◆ WHAT THIS TASK INVOLVES
Return the whole listing, keeping every character the same.

◆ SUPPLIED MATERIAL
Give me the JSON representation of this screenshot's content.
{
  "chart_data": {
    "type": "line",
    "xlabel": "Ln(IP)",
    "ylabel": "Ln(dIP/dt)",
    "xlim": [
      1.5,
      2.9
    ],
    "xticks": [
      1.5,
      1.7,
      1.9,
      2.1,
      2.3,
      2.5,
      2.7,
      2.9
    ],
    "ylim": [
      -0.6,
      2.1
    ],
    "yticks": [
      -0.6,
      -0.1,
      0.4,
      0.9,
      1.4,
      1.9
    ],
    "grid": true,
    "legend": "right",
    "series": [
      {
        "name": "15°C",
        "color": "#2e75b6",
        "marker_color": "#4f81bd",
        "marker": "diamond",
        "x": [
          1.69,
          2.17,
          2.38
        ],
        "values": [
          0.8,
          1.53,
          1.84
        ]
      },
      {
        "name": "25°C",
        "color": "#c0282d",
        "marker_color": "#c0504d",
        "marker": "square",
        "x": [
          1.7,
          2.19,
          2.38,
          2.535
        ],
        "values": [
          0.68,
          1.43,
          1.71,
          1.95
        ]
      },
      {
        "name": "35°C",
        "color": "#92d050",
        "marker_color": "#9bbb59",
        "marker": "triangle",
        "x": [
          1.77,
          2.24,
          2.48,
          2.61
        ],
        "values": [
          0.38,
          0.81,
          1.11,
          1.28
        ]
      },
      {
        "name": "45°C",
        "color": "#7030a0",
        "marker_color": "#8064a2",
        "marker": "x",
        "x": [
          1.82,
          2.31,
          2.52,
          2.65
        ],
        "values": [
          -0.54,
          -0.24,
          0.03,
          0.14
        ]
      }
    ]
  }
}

◆ CORRECT OUTPUT
Give me the JSON representation of this screenshot's content.
{
  "chart_data": {
    "type": "line",
    "xlabel": "Ln(IP)",
    "ylabel": "Ln(dIP/dt)",
    "xlim": [
      1.5,
      2.9
    ],
    "xticks": [
      1.5,
      1.7,
      1.9,
      2.1,
      2.3,
      2.5,
      2.7,
      2.9
    ],
    "ylim": [
      -0.6,
      2.1
    ],
    "yticks": [
      -0.6,
      -0.1,
      0.4,
      0.9,
      1.4,
      1.9
    ],
    "grid": true,
    "legend": "right",
    "series": [
      {
        "name": "15°C",
        "color": "#2e75b6",
        "marker_color": "#4f81bd",
        "marker": "diamond",
        "x": [
          1.69,
          2.17,
          2.38
        ],
        "values": [
          0.8,
          1.53,
          1.84
        ]
      },
      {
        "name": "25°C",
        "color": "#c0282d",
        "marker_color": "#c0504d",
        "marker": "square",
        "x": [
          1.7,
          2.19,
          2.38,
          2.535
        ],
        "values": [
          0.68,
          1.43,
          1.71,
          1.95
        ]
      },
      {
        "name": "35°C",
        "color": "#92d050",
        "marker_color": "#9bbb59",
        "marker": "triangle",
        "x": [
          1.77,
          2.24,
          2.48,
          2.61
        ],
        "values": [
          0.38,
          0.81,
          1.11,
          1.28
        ]
      },
      {
        "name": "45°C",
        "color": "#7030a0",
        "marker_color": "#8064a2",
        "marker": "x",
        "x": [
          1.82,
          2.31,
          2.52,
          2.65
        ],
        "values": [
          -0.54,
          -0.24,
          0.03,
          0.14
        ]
      }
    ]
  }
}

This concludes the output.